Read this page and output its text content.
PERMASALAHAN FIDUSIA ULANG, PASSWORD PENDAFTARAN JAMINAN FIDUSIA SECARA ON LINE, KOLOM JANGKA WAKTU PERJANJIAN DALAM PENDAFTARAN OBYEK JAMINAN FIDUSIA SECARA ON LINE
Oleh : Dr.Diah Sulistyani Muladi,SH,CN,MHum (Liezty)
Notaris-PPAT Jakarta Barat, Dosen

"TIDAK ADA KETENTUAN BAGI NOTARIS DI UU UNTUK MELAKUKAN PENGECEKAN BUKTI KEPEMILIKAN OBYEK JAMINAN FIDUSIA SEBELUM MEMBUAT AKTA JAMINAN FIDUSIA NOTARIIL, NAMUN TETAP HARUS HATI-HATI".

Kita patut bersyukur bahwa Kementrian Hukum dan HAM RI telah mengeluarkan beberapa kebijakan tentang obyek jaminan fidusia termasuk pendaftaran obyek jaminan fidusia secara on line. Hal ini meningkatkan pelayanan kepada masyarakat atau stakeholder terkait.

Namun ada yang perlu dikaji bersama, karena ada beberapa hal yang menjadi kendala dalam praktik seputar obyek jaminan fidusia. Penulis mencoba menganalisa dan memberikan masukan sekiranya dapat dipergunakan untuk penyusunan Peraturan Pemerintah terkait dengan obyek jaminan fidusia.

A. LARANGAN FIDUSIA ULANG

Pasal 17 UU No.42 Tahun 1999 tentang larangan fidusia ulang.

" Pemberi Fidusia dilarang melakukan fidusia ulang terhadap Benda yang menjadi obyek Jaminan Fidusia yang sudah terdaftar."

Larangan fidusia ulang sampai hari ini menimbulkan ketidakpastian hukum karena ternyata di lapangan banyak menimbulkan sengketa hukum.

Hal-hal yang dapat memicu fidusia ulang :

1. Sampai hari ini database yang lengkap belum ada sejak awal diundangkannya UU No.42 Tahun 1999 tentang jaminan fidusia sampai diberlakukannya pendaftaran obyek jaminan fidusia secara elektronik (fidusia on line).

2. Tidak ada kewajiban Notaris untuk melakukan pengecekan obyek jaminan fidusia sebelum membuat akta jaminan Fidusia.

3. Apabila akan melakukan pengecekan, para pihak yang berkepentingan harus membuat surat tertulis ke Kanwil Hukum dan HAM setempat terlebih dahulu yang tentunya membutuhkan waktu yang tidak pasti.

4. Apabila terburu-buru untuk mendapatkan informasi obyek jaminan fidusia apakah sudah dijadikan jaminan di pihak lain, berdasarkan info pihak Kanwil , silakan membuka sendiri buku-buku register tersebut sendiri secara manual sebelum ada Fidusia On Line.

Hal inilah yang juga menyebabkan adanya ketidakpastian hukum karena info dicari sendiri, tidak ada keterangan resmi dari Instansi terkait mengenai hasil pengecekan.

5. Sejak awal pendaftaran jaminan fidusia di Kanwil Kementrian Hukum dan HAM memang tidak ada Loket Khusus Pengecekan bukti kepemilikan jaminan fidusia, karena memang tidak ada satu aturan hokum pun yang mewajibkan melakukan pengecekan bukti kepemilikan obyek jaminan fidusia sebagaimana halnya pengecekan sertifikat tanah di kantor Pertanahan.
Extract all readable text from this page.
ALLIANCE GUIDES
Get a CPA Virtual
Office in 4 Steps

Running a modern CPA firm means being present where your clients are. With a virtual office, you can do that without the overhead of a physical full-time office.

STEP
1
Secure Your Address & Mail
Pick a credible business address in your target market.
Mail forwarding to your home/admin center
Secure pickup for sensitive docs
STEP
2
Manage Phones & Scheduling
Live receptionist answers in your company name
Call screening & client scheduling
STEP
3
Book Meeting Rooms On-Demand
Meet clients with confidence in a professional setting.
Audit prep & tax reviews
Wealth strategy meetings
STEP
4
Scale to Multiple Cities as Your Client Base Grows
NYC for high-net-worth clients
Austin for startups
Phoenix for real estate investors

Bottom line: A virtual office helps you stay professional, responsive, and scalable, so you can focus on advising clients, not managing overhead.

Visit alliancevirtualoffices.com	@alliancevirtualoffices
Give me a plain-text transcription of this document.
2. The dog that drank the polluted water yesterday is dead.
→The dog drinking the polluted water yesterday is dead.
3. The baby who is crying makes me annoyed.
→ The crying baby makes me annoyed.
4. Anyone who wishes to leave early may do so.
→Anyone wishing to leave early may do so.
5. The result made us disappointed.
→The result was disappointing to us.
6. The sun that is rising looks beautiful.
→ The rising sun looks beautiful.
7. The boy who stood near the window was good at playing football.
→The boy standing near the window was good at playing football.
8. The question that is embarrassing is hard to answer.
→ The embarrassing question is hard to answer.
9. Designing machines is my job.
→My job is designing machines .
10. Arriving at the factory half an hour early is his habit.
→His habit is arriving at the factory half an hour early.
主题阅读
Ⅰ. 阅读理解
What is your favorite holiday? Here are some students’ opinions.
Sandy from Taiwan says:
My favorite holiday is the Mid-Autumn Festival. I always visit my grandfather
════════════════════
▶ _Exercise goal_:
Reply with nothing but the number of lines in the data above that contain "early".

▶ _Task output_:
4